Gather every line that includes the word "tokenize", please.

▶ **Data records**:
════════════════

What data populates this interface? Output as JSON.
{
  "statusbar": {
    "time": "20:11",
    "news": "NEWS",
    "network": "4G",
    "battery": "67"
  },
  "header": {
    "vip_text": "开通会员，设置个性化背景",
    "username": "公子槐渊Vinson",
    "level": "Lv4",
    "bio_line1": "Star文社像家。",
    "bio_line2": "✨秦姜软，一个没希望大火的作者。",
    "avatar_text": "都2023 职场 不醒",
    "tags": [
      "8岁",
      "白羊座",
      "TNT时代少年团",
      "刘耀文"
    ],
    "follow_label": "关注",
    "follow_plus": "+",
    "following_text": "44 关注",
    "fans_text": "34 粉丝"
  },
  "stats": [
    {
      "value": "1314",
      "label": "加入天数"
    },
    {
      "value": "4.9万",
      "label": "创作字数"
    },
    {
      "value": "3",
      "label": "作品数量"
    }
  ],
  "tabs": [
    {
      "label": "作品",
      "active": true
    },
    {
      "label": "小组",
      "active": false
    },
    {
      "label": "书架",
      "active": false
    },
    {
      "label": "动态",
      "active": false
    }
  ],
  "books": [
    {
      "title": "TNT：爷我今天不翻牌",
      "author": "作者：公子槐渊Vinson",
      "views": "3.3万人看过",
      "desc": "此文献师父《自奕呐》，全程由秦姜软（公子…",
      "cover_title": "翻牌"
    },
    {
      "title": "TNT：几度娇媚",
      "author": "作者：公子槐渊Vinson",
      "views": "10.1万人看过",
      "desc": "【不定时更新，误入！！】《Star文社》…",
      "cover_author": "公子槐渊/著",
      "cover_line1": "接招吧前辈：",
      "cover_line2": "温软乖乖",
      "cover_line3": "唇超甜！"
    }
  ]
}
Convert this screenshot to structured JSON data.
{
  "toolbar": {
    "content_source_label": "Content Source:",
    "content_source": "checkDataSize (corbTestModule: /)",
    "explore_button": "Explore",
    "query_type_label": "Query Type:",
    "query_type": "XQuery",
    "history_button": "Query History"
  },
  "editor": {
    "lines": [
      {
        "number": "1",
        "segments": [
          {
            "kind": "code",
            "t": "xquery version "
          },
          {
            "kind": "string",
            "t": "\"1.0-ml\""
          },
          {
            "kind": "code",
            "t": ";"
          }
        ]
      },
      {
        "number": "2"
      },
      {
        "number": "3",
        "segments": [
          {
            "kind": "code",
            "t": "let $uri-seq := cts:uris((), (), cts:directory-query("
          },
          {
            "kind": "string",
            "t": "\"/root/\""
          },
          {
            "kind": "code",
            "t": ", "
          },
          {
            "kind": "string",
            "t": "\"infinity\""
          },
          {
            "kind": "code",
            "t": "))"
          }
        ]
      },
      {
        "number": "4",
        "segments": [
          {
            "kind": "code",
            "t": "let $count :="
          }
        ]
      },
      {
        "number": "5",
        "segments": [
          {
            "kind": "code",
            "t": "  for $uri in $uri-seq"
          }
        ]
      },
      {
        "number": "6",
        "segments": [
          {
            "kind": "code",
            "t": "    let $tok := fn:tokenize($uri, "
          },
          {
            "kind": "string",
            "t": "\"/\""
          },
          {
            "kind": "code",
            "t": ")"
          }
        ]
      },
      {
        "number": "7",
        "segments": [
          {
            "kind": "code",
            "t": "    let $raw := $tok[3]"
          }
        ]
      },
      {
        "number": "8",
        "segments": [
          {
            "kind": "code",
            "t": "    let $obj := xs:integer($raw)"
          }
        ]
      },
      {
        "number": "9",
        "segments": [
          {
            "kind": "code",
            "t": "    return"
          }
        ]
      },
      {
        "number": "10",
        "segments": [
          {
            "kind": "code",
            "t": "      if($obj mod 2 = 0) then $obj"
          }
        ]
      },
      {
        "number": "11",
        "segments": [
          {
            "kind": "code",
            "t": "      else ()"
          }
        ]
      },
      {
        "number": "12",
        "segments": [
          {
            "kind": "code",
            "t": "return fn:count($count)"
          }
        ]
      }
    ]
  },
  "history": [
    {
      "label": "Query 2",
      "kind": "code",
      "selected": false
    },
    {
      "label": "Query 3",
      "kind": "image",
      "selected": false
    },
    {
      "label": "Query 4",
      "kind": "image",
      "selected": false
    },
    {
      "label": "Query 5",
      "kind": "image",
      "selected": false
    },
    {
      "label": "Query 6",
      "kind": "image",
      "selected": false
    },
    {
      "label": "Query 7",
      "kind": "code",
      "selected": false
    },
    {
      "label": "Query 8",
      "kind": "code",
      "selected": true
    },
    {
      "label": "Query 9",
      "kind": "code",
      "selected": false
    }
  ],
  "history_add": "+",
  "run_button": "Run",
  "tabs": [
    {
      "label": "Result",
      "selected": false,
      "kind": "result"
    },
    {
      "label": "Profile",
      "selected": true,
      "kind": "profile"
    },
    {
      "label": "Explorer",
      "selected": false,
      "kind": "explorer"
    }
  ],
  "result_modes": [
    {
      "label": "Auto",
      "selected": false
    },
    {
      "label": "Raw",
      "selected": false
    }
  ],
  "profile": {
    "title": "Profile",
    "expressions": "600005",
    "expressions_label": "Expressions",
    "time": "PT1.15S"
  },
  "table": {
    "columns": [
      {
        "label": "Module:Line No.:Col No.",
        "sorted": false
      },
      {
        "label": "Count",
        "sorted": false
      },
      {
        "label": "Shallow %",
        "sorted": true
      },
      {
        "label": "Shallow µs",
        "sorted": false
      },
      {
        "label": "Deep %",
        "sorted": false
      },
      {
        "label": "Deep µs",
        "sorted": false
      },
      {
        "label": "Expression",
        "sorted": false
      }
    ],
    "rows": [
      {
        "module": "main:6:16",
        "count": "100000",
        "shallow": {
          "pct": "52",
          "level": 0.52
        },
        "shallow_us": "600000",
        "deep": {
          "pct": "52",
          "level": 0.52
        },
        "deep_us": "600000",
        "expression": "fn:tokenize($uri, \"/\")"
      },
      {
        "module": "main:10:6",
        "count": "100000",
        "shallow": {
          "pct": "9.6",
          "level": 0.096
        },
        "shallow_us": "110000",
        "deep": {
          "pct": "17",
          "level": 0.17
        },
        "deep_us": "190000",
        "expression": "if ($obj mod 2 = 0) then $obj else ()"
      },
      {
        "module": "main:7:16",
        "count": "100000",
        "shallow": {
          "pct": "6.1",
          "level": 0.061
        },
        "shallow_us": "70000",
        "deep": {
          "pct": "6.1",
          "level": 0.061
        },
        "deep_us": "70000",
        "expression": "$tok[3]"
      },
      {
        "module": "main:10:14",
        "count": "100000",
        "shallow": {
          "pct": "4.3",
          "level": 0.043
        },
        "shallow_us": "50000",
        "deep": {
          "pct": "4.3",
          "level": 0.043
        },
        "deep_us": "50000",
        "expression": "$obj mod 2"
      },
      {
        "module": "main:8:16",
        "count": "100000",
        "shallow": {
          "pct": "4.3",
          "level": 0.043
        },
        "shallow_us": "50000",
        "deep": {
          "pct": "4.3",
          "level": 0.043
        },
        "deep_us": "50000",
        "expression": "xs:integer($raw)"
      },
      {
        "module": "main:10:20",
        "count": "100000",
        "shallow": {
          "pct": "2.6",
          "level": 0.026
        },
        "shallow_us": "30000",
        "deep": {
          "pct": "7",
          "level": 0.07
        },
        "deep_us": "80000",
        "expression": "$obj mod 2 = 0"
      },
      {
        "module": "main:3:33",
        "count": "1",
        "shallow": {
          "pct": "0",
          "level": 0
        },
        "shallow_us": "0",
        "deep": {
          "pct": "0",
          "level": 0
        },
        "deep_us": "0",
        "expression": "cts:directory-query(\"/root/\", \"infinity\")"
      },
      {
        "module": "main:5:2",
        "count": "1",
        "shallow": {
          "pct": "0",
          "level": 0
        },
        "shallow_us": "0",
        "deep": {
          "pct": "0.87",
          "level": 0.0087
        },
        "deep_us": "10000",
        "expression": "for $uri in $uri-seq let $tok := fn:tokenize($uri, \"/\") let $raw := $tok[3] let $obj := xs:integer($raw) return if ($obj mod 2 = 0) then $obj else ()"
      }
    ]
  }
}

════════════════

▶ **Output below**:
            "t": "    let $tok := fn:tokenize($uri, "
        "expression": "fn:tokenize($uri, \"/\")"
        "expression": "for $uri in $uri-seq let $tok := fn:tokenize($uri, \"/\") let $raw := $tok[3] let $obj := xs:integer($raw) return if ($obj mod 2 = 0) then $obj else ()"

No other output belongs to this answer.